Your goal — Repeat the data verbatim, from the start through the line with "y-tick-label: 10 <box>43 3 62 22</box>".

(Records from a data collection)
= = = = =
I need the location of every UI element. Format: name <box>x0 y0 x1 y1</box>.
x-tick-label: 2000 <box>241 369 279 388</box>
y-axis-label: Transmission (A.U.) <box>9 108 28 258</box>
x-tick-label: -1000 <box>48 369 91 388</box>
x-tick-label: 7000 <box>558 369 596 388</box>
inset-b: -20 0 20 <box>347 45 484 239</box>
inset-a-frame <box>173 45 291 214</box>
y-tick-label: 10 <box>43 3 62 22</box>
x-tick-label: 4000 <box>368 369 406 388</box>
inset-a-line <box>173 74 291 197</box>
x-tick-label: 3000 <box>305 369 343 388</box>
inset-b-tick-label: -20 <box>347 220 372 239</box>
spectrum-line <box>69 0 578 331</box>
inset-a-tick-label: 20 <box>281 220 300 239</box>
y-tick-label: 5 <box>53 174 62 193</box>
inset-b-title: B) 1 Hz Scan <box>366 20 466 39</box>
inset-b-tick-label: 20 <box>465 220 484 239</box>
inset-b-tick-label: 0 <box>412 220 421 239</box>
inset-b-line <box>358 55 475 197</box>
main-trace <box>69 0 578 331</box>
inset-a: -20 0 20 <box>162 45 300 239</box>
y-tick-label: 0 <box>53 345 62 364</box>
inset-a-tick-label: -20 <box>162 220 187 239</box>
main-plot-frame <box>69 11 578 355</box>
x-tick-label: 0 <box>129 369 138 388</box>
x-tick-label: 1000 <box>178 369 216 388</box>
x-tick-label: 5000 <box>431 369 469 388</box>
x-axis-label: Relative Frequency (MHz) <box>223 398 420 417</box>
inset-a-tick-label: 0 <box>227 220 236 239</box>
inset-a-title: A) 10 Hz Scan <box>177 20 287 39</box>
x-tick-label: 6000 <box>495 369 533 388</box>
= = = = =
Task response —
I need the location of every UI element. Format: name <box>x0 y0 x1 y1</box>.
x-tick-label: 2000 <box>241 369 279 388</box>
y-axis-label: Transmission (A.U.) <box>9 108 28 258</box>
x-tick-label: -1000 <box>48 369 91 388</box>
x-tick-label: 7000 <box>558 369 596 388</box>
inset-b: -20 0 20 <box>347 45 484 239</box>
inset-a-frame <box>173 45 291 214</box>
y-tick-label: 10 <box>43 3 62 22</box>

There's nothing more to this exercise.